* **Provided information**
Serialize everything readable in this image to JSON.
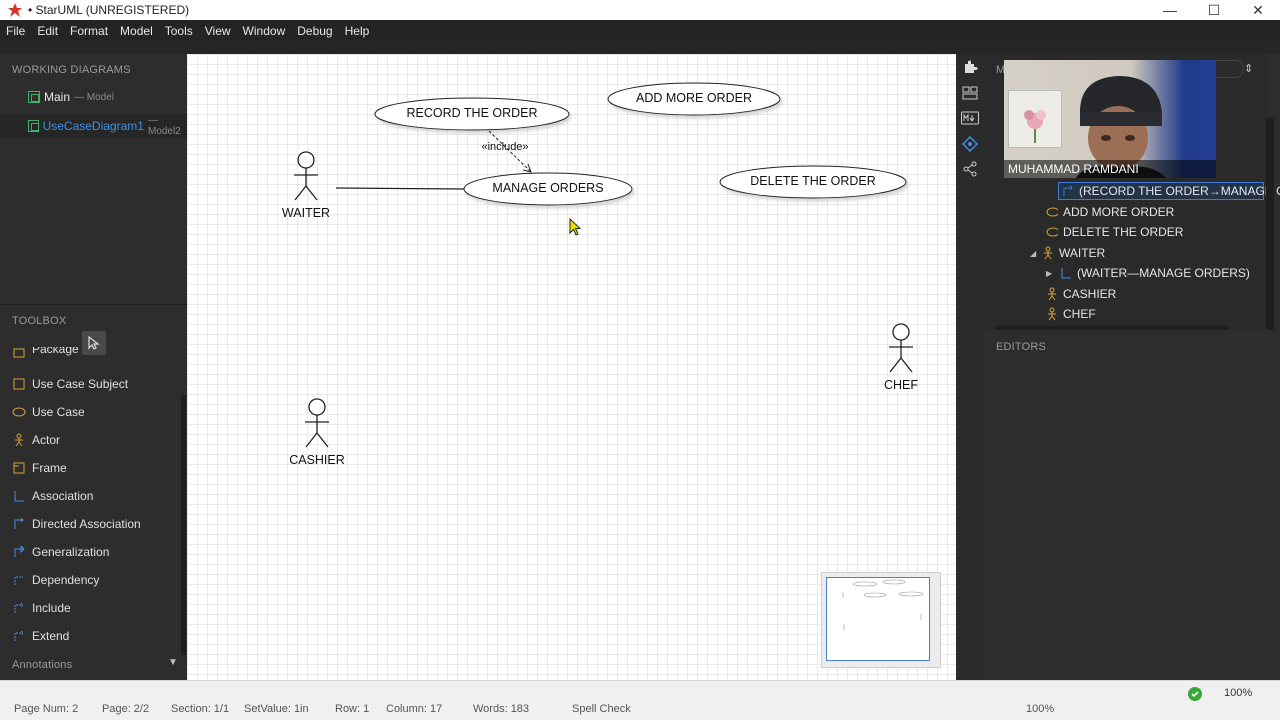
{
  "window": {
    "title": "• StarUML (UNREGISTERED)",
    "minimize": "—",
    "maximize": "☐",
    "close": "✕"
  },
  "menu": [
    "File",
    "Edit",
    "Format",
    "Model",
    "Tools",
    "View",
    "Window",
    "Debug",
    "Help"
  ],
  "working_diagrams": {
    "heading": "WORKING DIAGRAMS",
    "items": [
      {
        "label": "Main",
        "sub": "— Model",
        "color": "#e8e8e8"
      },
      {
        "label": "UseCaseDiagram1",
        "sub": "— Model2",
        "color": "#3f8fe0"
      }
    ]
  },
  "toolbox": {
    "heading": "TOOLBOX",
    "partial_item": "Package",
    "items": [
      {
        "label": "Use Case Subject",
        "icon": "subject-icon"
      },
      {
        "label": "Use Case",
        "icon": "usecase-icon"
      },
      {
        "label": "Actor",
        "icon": "actor-icon"
      },
      {
        "label": "Frame",
        "icon": "frame-icon"
      },
      {
        "label": "Association",
        "icon": "association-icon"
      },
      {
        "label": "Directed Association",
        "icon": "directed-association-icon"
      },
      {
        "label": "Generalization",
        "icon": "generalization-icon"
      },
      {
        "label": "Dependency",
        "icon": "dependency-icon"
      },
      {
        "label": "Include",
        "icon": "include-icon"
      },
      {
        "label": "Extend",
        "icon": "extend-icon"
      }
    ],
    "annotations": "Annotations"
  },
  "diagram": {
    "use_cases": {
      "record": "RECORD THE ORDER",
      "add": "ADD MORE ORDER",
      "manage": "MANAGE ORDERS",
      "delete": "DELETE THE ORDER"
    },
    "include_label": "«include»",
    "actors": {
      "waiter": "WAITER",
      "cashier": "CASHIER",
      "chef": "CHEF"
    }
  },
  "model_panel": {
    "heading_fragment": "M",
    "webcam_name": "MUHAMMAD RAMDANI",
    "tree": [
      {
        "label": "(RECORD THE ORDER→MANAGE ORI",
        "icon": "include-icon",
        "selected": true
      },
      {
        "label": "ADD MORE ORDER",
        "icon": "usecase-icon"
      },
      {
        "label": "DELETE THE ORDER",
        "icon": "usecase-icon"
      },
      {
        "label": "WAITER",
        "icon": "actor-icon",
        "expanded": true
      },
      {
        "label": "(WAITER—MANAGE ORDERS)",
        "icon": "association-icon",
        "collapsed": true
      },
      {
        "label": "CASHIER",
        "icon": "actor-icon"
      },
      {
        "label": "CHEF",
        "icon": "actor-icon"
      }
    ]
  },
  "editors": {
    "heading": "EDITORS"
  },
  "statusbar": {
    "items": [
      "Page Num: 2",
      "Page: 2/2",
      "Section: 1/1",
      "SetValue: 1in",
      "Row: 1",
      "Column: 17",
      "Words: 183",
      "Spell Check"
    ],
    "zoom": "100%",
    "zoom_small": "100%"
  },
  "colors": {
    "accent_blue": "#3f8fe0",
    "diagram_green": "#3fb26a",
    "toolbox_icon": "#d9a43a"
  }
}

* **What you are asked to do**
Search the records above for the string "WAITER". Copy every line that contains it.

* **Correct answer**
      "waiter": "WAITER",
        "label": "WAITER",
        "label": "(WAITER—MANAGE ORDERS)",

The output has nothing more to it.